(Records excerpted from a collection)
· · · · ·
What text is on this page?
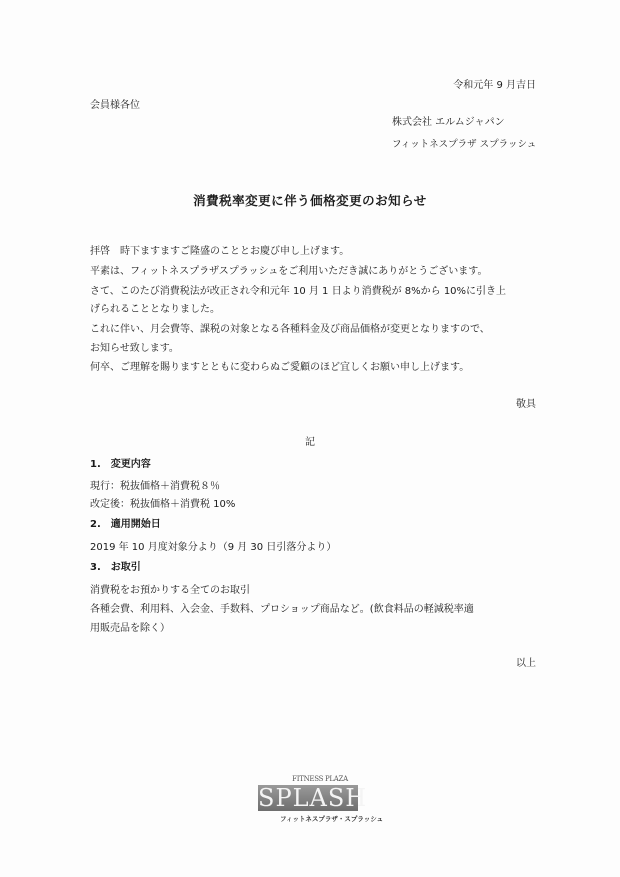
令和元年 9 月吉日
会員様各位
株式会社 エルムジャパン
フィットネスプラザ スプラッシュ
消費税率変更に伴う価格変更のお知らせ
拝啓　時下ますますご隆盛のこととお慶び申し上げます。
平素は、フィットネスプラザスプラッシュをご利用いただき誠にありがとうございます。
さて、このたび消費税法が改正され令和元年 10 月 1 日より消費税が 8%から 10%に引き上
げられることとなりました。
これに伴い、月会費等、課税の対象となる各種料金及び商品価格が変更となりますので、
お知らせ致します。
何卒、ご理解を賜りますとともに変わらぬご愛顧のほど宜しくお願い申し上げます。
敬具
記
1.　変更内容
現行：税抜価格＋消費税８％
改定後：税抜価格＋消費税 10%
2.　適用開始日
2019 年 10 月度対象分より（9 月 30 日引落分より）
3.　お取引
消費税をお預かりする全てのお取引
各種会費、利用料、入会金、手数料、プロショップ商品など。(飲食料品の軽減税率適
用販売品を除く）
以上
FITNESS PLAZA
SPLASH
フィットネスプラザ・スプラッシュ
· · · · ·
Given exercise – Give back each entry exactly as it appears, with no pictures.

Solution for this task –
What text is on this page?
令和元年 9 月吉日
会員様各位
株式会社 エルムジャパン
フィットネスプラザ スプラッシュ
消費税率変更に伴う価格変更のお知らせ
拝啓　時下ますますご隆盛のこととお慶び申し上げます。
平素は、フィットネスプラザスプラッシュをご利用いただき誠にありがとうございます。
さて、このたび消費税法が改正され令和元年 10 月 1 日より消費税が 8%から 10%に引き上
げられることとなりました。
これに伴い、月会費等、課税の対象となる各種料金及び商品価格が変更となりますので、
お知らせ致します。
何卒、ご理解を賜りますとともに変わらぬご愛顧のほど宜しくお願い申し上げます。
敬具
記
1.　変更内容
現行：税抜価格＋消費税８％
改定後：税抜価格＋消費税 10%
2.　適用開始日
2019 年 10 月度対象分より（9 月 30 日引落分より）
3.　お取引
消費税をお預かりする全てのお取引
各種会費、利用料、入会金、手数料、プロショップ商品など。(飲食料品の軽減税率適
用販売品を除く）
以上
FITNESS PLAZA
SPLASH
フィットネスプラザ・スプラッシュ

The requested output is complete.